===== Exercise inputs =====

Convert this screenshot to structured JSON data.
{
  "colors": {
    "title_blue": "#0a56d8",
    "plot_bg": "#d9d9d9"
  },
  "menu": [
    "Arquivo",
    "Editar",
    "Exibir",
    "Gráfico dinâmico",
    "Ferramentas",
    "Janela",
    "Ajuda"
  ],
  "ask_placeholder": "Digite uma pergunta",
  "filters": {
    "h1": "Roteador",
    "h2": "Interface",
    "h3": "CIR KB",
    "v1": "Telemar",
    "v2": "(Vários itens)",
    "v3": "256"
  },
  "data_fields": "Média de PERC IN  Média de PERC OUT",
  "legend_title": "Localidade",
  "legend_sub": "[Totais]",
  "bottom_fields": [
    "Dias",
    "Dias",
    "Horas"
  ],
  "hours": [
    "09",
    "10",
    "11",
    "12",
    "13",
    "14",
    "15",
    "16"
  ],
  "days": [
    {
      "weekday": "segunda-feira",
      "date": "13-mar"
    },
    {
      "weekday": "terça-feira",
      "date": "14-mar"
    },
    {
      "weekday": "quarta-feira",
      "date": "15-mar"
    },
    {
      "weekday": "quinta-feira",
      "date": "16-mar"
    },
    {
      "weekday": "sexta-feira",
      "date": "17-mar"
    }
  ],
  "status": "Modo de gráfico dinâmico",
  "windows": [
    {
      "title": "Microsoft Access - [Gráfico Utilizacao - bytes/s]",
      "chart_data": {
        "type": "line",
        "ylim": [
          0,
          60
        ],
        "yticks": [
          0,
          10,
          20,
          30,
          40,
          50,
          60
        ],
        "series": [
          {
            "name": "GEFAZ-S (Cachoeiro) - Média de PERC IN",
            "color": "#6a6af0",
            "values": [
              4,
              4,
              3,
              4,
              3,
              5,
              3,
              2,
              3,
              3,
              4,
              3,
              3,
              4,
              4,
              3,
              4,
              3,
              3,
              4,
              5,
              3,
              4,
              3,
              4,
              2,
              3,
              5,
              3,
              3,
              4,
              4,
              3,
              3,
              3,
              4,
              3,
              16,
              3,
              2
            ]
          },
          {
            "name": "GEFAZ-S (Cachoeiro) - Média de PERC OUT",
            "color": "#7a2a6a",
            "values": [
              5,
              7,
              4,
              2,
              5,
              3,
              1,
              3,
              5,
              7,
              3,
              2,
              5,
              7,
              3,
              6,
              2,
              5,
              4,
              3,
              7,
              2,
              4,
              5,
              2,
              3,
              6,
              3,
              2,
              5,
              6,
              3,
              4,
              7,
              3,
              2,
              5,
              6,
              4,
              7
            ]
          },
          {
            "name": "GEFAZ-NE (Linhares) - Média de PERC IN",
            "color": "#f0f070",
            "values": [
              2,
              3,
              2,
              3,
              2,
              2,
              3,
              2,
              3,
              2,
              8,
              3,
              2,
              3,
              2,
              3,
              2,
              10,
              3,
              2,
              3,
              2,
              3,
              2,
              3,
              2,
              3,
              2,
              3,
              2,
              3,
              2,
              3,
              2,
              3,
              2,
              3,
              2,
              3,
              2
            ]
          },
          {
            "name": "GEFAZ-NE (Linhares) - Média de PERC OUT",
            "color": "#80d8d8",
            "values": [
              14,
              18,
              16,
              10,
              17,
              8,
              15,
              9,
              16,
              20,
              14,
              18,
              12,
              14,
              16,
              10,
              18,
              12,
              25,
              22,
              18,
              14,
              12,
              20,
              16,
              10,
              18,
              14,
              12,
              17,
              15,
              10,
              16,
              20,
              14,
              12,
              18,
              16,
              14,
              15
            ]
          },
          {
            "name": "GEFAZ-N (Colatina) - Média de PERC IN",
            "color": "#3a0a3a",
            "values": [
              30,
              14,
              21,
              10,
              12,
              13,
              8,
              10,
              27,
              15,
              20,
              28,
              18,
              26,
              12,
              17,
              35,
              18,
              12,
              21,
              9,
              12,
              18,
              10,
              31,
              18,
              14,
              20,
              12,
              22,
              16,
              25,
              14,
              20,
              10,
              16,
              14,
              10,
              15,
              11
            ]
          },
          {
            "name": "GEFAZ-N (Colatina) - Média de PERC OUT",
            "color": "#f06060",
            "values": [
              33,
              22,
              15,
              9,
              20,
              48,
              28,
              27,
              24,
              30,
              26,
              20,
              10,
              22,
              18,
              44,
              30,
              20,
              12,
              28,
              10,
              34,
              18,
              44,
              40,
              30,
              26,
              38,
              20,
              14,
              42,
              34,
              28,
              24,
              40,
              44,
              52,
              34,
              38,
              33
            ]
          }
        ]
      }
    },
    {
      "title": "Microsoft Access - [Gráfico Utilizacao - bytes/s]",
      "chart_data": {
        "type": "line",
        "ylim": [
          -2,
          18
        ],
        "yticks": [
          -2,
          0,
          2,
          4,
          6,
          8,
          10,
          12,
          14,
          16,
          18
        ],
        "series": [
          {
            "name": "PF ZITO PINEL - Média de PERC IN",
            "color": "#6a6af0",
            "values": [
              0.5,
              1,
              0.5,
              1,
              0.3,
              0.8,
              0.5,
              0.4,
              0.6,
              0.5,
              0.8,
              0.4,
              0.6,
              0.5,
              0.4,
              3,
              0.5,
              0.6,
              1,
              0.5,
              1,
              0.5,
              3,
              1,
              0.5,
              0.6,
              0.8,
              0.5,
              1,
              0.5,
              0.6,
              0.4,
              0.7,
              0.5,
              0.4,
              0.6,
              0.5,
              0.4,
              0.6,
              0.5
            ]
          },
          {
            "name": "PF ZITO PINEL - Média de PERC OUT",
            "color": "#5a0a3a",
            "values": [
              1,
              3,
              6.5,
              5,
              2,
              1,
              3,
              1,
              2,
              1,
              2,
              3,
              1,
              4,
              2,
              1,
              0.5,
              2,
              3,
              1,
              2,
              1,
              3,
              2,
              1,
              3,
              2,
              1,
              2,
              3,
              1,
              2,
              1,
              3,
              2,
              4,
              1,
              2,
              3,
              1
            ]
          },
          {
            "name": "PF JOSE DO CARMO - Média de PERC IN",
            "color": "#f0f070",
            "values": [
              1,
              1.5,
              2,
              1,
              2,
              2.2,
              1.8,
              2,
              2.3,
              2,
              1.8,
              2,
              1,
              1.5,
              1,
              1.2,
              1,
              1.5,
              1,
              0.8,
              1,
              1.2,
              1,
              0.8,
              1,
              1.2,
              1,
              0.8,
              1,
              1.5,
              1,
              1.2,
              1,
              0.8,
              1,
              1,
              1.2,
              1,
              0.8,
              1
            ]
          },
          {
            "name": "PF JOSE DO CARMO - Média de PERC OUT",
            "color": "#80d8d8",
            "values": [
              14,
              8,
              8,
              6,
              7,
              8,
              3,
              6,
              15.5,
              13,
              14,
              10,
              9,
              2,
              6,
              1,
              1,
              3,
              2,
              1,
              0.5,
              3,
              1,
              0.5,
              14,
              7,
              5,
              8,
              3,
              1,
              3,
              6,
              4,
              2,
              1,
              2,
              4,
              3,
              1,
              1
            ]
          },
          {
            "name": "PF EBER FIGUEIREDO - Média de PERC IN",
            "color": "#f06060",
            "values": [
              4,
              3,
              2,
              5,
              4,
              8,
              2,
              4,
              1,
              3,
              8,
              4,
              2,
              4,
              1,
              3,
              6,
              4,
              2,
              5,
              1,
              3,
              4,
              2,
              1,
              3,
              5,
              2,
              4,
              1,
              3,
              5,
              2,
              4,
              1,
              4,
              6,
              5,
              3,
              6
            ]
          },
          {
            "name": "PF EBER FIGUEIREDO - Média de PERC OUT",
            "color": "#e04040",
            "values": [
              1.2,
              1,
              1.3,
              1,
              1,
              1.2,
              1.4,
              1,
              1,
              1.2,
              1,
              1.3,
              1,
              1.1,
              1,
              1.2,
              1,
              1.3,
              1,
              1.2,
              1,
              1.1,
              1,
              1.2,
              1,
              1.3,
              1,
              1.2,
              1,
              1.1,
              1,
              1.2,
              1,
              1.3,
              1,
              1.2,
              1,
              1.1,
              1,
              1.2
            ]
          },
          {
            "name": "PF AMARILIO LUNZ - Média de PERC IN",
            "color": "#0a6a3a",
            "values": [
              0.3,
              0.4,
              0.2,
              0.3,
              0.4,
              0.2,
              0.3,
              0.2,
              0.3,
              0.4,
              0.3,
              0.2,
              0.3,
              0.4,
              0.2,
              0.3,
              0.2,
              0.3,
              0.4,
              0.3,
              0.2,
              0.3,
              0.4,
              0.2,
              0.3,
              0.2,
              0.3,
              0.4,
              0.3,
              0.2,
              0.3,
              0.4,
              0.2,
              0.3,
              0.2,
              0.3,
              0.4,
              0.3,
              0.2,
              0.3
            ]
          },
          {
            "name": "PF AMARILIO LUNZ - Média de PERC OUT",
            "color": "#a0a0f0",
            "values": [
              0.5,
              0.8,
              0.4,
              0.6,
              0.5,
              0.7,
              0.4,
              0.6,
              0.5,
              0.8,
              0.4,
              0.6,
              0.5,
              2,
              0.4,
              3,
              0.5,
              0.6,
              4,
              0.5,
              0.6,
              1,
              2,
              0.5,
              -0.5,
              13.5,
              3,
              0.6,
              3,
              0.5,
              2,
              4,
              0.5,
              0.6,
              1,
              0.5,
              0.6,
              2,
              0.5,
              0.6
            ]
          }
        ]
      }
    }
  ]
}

=====

● **Instruction**: Identify and extract each line of the listing that contains "dinâmico".

● **The result**:
    "Gráfico dinâmico",
  "status": "Modo de gráfico dinâmico",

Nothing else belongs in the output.